▸ **Exercise objective**: For the copy, please give all of the data again exactly and leave the pictures out.

▸ **Records for the task**:

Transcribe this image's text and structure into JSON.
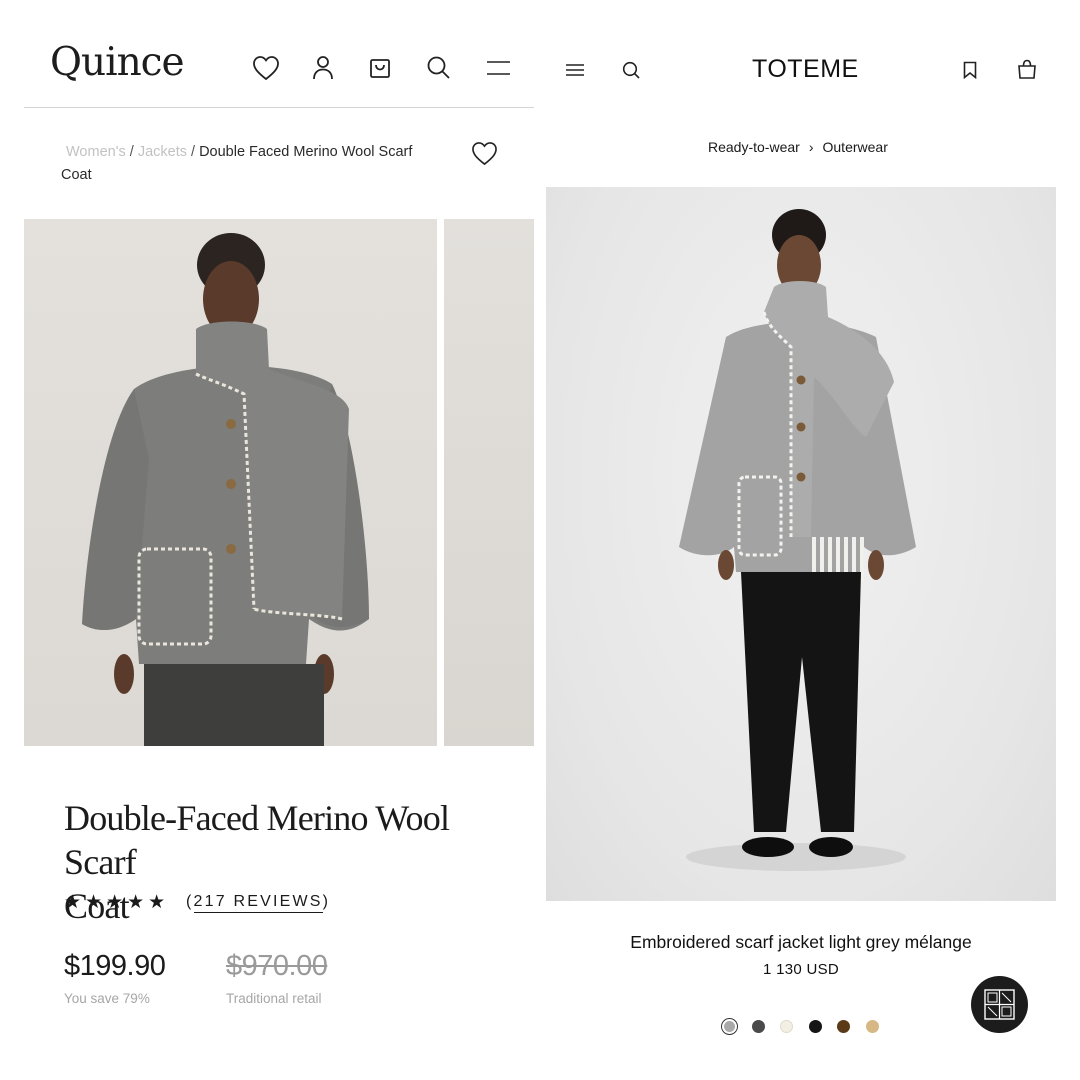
{
  "quince": {
    "logo": "Quince",
    "header_icons": [
      "heart-icon",
      "user-icon",
      "bag-icon",
      "search-icon",
      "menu-icon"
    ],
    "breadcrumb": {
      "level1": "Women's",
      "level2": "Jackets",
      "current_line1": "Double Faced Merino Wool Scarf",
      "current_line2": "Coat",
      "separator": "/"
    },
    "product": {
      "title_line1": "Double-Faced Merino Wool Scarf",
      "title_line2": "Coat",
      "rating_stars": 5,
      "stars": "★★★★★",
      "reviews_open": "(",
      "reviews_label": "217 REVIEWS",
      "reviews_close": ")",
      "price": "$199.90",
      "traditional_price": "$970.00",
      "savings_text": "You save 79%",
      "traditional_label": "Traditional retail"
    }
  },
  "toteme": {
    "logo": "TOTEME",
    "header_icons": [
      "menu-icon",
      "search-icon",
      "bookmark-icon",
      "bag-icon"
    ],
    "breadcrumb": {
      "level1": "Ready-to-wear",
      "chevron": "›",
      "level2": "Outerwear"
    },
    "product": {
      "name": "Embroidered scarf jacket light grey mélange",
      "price": "1 130 USD",
      "color_swatches": [
        "#a9a9a9",
        "#4a4a4a",
        "#f3efe2",
        "#151515",
        "#5b3a17",
        "#d7b884"
      ],
      "selected_swatch_index": 0
    },
    "brand_badge": "TOTEME"
  }
}
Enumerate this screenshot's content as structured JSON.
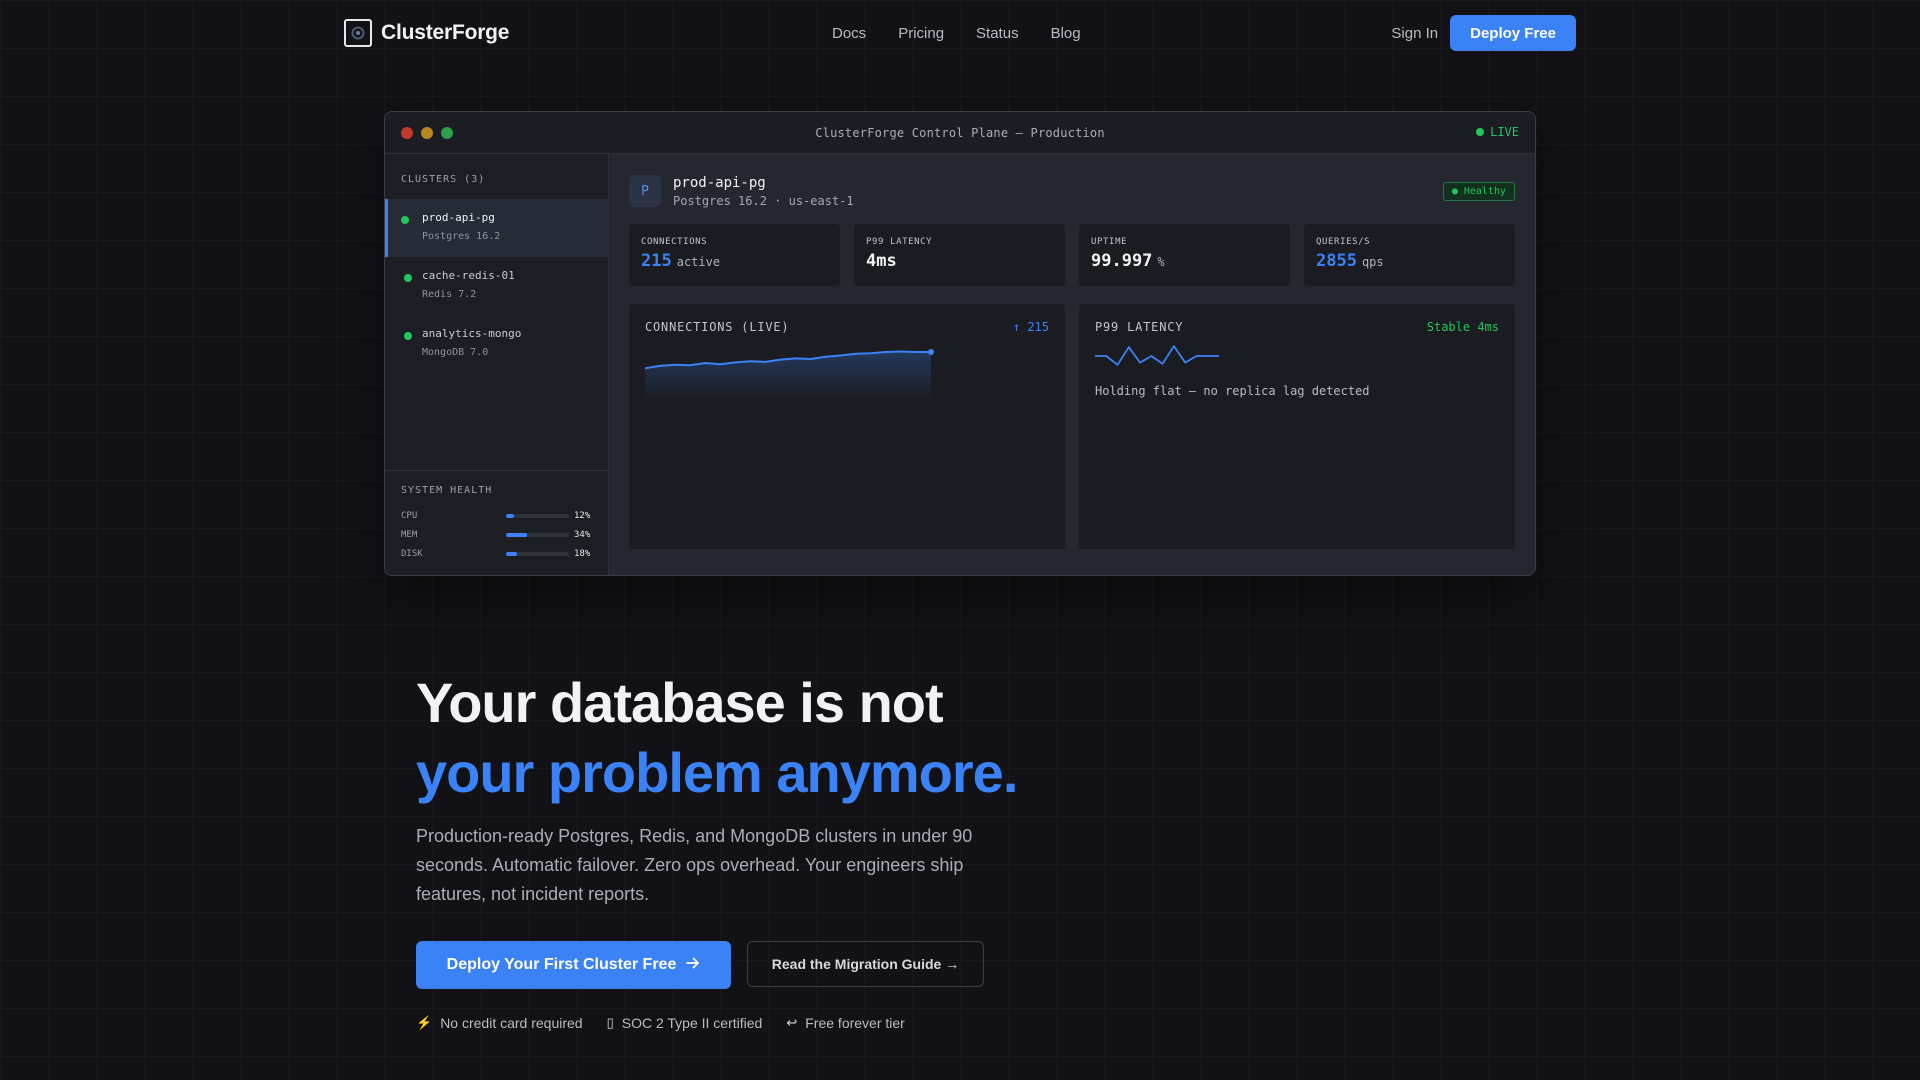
{
  "nav": {
    "brand": "ClusterForge",
    "links": [
      "Docs",
      "Pricing",
      "Status",
      "Blog"
    ],
    "sign_in": "Sign In",
    "deploy": "Deploy Free"
  },
  "window": {
    "title": "ClusterForge Control Plane — Production",
    "live_label": "LIVE",
    "colors": {
      "close": "#c0392b",
      "minimize": "#b8861b",
      "maximize": "#2aa14a"
    }
  },
  "sidebar": {
    "heading": "CLUSTERS (3)",
    "clusters": [
      {
        "name": "prod-api-pg",
        "version": "Postgres 16.2",
        "status": "healthy"
      },
      {
        "name": "cache-redis-01",
        "version": "Redis 7.2",
        "status": "healthy"
      },
      {
        "name": "analytics-mongo",
        "version": "MongoDB 7.0",
        "status": "healthy"
      }
    ],
    "health": {
      "title": "SYSTEM HEALTH",
      "rows": [
        {
          "label": "CPU",
          "value": "12%",
          "pct": 12
        },
        {
          "label": "MEM",
          "value": "34%",
          "pct": 34
        },
        {
          "label": "DISK",
          "value": "18%",
          "pct": 18
        }
      ]
    }
  },
  "db": {
    "icon_letter": "P",
    "name": "prod-api-pg",
    "subtitle": "Postgres 16.2 · us-east-1",
    "badge": "● Healthy"
  },
  "metrics": [
    {
      "label": "CONNECTIONS",
      "value": "215",
      "unit": "active",
      "accent": "blue"
    },
    {
      "label": "P99 LATENCY",
      "value": "4ms",
      "unit": "",
      "accent": "white"
    },
    {
      "label": "UPTIME",
      "value": "99.997",
      "unit": "%",
      "accent": "white"
    },
    {
      "label": "QUERIES/S",
      "value": "2855",
      "unit": "qps",
      "accent": "blue"
    }
  ],
  "charts": {
    "connections": {
      "title": "CONNECTIONS (LIVE)",
      "stat": "↑ 215",
      "values": [
        180,
        184,
        186,
        185,
        189,
        187,
        190,
        192,
        191,
        195,
        197,
        196,
        200,
        202,
        205,
        206,
        208,
        209,
        208,
        208
      ]
    },
    "latency": {
      "title": "P99 LATENCY",
      "stat": "Stable 4ms",
      "note": "Holding flat — no replica lag detected",
      "values": [
        4.0,
        4.0,
        3.2,
        4.8,
        3.4,
        4.0,
        3.3,
        4.9,
        3.4,
        4.0,
        4.0,
        4.0
      ]
    }
  },
  "hero": {
    "line1": "Your database is not",
    "line2": "your problem anymore.",
    "lead": "Production-ready Postgres, Redis, and MongoDB clusters in under 90 seconds. Automatic failover. Zero ops overhead. Your engineers ship features, not incident reports.",
    "cta_primary": "Deploy Your First Cluster Free",
    "cta_secondary": "Read the Migration Guide →",
    "trust": [
      {
        "icon": "⚡",
        "icon_name": "lightning-icon",
        "text": "No credit card required"
      },
      {
        "icon": "▯",
        "icon_name": "shield-icon",
        "text": "SOC 2 Type II certified"
      },
      {
        "icon": "↩",
        "icon_name": "return-icon",
        "text": "Free forever tier"
      }
    ]
  }
}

▸ **Expected output**:
Transcribe this image's text and structure into JSON.
{
  "quince": {
    "logo": "Quince",
    "header_icons": [
      "heart-icon",
      "user-icon",
      "bag-icon",
      "search-icon",
      "menu-icon"
    ],
    "breadcrumb": {
      "level1": "Women's",
      "level2": "Jackets",
      "current_line1": "Double Faced Merino Wool Scarf",
      "current_line2": "Coat",
      "separator": "/"
    },
    "product": {
      "title_line1": "Double-Faced Merino Wool Scarf",
      "title_line2": "Coat",
      "rating_stars": 5,
      "stars": "★★★★★",
      "reviews_open": "(",
      "reviews_label": "217 REVIEWS",
      "reviews_close": ")",
      "price": "$199.90",
      "traditional_price": "$970.00",
      "savings_text": "You save 79%",
      "traditional_label": "Traditional retail"
    }
  },
  "toteme": {
    "logo": "TOTEME",
    "header_icons": [
      "menu-icon",
      "search-icon",
      "bookmark-icon",
      "bag-icon"
    ],
    "breadcrumb": {
      "level1": "Ready-to-wear",
      "chevron": "›",
      "level2": "Outerwear"
    },
    "product": {
      "name": "Embroidered scarf jacket light grey mélange",
      "price": "1 130 USD",
      "color_swatches": [
        "#a9a9a9",
        "#4a4a4a",
        "#f3efe2",
        "#151515",
        "#5b3a17",
        "#d7b884"
      ],
      "selected_swatch_index": 0
    },
    "brand_badge": "TOTEME"
  }
}
Enumerate this screenshot's content as structured JSON.
{
  "nav": {
    "brand": "ClusterForge",
    "links": [
      "Docs",
      "Pricing",
      "Status",
      "Blog"
    ],
    "sign_in": "Sign In",
    "deploy": "Deploy Free"
  },
  "window": {
    "title": "ClusterForge Control Plane — Production",
    "live_label": "LIVE",
    "colors": {
      "close": "#c0392b",
      "minimize": "#b8861b",
      "maximize": "#2aa14a"
    }
  },
  "sidebar": {
    "heading": "CLUSTERS (3)",
    "clusters": [
      {
        "name": "prod-api-pg",
        "version": "Postgres 16.2",
        "status": "healthy"
      },
      {
        "name": "cache-redis-01",
        "version": "Redis 7.2",
        "status": "healthy"
      },
      {
        "name": "analytics-mongo",
        "version": "MongoDB 7.0",
        "status": "healthy"
      }
    ],
    "health": {
      "title": "SYSTEM HEALTH",
      "rows": [
        {
          "label": "CPU",
          "value": "12%",
          "pct": 12
        },
        {
          "label": "MEM",
          "value": "34%",
          "pct": 34
        },
        {
          "label": "DISK",
          "value": "18%",
          "pct": 18
        }
      ]
    }
  },
  "db": {
    "icon_letter": "P",
    "name": "prod-api-pg",
    "subtitle": "Postgres 16.2 · us-east-1",
    "badge": "● Healthy"
  },
  "metrics": [
    {
      "label": "CONNECTIONS",
      "value": "215",
      "unit": "active",
      "accent": "blue"
    },
    {
      "label": "P99 LATENCY",
      "value": "4ms",
      "unit": "",
      "accent": "white"
    },
    {
      "label": "UPTIME",
      "value": "99.997",
      "unit": "%",
      "accent": "white"
    },
    {
      "label": "QUERIES/S",
      "value": "2855",
      "unit": "qps",
      "accent": "blue"
    }
  ],
  "charts": {
    "connections": {
      "title": "CONNECTIONS (LIVE)",
      "stat": "↑ 215",
      "values": [
        180,
        184,
        186,
        185,
        189,
        187,
        190,
        192,
        191,
        195,
        197,
        196,
        200,
        202,
        205,
        206,
        208,
        209,
        208,
        208
      ]
    },
    "latency": {
      "title": "P99 LATENCY",
      "stat": "Stable 4ms",
      "note": "Holding flat — no replica lag detected",
      "values": [
        4.0,
        4.0,
        3.2,
        4.8,
        3.4,
        4.0,
        3.3,
        4.9,
        3.4,
        4.0,
        4.0,
        4.0
      ]
    }
  },
  "hero": {
    "line1": "Your database is not",
    "line2": "your problem anymore.",
    "lead": "Production-ready Postgres, Redis, and MongoDB clusters in under 90 seconds. Automatic failover. Zero ops overhead. Your engineers ship features, not incident reports.",
    "cta_primary": "Deploy Your First Cluster Free",
    "cta_secondary": "Read the Migration Guide →",
    "trust": [
      {
        "icon": "⚡",
        "icon_name": "lightning-icon",
        "text": "No credit card required"
      },
      {
        "icon": "▯",
        "icon_name": "shield-icon",
        "text": "SOC 2 Type II certified"
      },
      {
        "icon": "↩",
        "icon_name": "return-icon",
        "text": "Free forever tier"
      }
    ]
  }
}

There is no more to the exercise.